— WHAT THE TASK REQUIRES —
Search the material below for the word "judicial". Copy every line that has it.

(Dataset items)
---------------

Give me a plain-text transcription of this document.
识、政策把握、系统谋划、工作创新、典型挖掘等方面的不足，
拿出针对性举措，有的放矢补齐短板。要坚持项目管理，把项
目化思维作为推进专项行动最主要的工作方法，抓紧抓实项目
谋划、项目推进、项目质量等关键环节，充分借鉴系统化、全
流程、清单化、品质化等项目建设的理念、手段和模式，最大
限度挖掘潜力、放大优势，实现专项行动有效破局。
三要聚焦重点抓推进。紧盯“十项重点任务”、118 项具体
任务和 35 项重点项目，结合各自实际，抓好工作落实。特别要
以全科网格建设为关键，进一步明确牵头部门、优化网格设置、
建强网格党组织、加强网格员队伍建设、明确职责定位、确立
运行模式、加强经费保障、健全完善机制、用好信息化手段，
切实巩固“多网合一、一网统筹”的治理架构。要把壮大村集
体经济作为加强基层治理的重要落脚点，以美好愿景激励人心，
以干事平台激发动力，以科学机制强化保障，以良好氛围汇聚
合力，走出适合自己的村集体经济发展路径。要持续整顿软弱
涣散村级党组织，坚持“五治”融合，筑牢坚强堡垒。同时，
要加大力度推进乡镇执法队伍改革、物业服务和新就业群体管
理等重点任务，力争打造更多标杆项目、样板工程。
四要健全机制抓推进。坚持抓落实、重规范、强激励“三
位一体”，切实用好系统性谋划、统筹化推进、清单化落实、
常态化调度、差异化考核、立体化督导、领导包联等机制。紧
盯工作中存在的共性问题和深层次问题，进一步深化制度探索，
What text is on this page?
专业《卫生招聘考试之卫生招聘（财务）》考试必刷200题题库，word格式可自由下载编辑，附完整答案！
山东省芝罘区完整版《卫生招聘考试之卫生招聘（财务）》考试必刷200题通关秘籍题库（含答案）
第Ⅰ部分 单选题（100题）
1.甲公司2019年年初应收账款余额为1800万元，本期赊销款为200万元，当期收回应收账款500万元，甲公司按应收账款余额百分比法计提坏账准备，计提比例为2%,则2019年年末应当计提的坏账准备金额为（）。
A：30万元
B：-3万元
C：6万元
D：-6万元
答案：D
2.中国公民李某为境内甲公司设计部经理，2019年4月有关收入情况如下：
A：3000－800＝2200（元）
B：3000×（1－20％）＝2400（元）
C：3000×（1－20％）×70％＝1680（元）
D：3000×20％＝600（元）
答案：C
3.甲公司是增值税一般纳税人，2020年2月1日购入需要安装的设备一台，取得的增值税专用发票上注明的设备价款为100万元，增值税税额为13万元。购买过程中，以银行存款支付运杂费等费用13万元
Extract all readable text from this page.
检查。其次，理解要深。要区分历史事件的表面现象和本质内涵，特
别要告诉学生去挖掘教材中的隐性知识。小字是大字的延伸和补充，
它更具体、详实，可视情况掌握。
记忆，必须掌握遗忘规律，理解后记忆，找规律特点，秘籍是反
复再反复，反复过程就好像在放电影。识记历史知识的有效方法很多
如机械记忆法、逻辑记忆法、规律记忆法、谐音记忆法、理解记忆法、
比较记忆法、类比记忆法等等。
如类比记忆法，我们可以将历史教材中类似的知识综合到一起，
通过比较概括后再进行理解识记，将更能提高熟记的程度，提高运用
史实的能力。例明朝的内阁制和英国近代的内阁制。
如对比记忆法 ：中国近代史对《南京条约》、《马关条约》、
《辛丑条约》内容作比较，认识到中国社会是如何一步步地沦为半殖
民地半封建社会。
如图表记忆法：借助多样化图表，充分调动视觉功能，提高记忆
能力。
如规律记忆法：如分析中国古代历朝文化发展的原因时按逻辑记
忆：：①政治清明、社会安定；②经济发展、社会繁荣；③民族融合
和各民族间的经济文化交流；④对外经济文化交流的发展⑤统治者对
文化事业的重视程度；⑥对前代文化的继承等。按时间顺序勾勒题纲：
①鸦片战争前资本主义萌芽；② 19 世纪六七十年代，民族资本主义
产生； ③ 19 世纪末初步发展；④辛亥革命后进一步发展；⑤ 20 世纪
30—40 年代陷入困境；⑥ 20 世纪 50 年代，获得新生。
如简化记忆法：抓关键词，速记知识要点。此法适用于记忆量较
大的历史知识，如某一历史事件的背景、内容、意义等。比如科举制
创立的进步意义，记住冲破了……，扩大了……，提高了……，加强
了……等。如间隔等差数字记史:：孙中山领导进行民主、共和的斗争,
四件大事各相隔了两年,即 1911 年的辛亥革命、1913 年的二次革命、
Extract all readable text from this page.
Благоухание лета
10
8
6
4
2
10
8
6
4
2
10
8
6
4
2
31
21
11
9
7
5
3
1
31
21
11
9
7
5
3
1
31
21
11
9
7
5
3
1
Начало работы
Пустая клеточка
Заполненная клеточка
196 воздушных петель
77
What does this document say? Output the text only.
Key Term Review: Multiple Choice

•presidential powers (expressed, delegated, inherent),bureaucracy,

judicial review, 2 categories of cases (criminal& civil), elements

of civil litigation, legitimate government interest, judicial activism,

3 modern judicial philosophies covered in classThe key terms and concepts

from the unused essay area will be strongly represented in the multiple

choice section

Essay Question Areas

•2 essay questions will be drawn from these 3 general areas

---------------

— WRITTEN REPLY —
judicial review, 2 categories of cases (criminal& civil), elements
of civil litigation, legitimate government interest, judicial activism,
3 modern judicial philosophies covered in classThe key terms and concepts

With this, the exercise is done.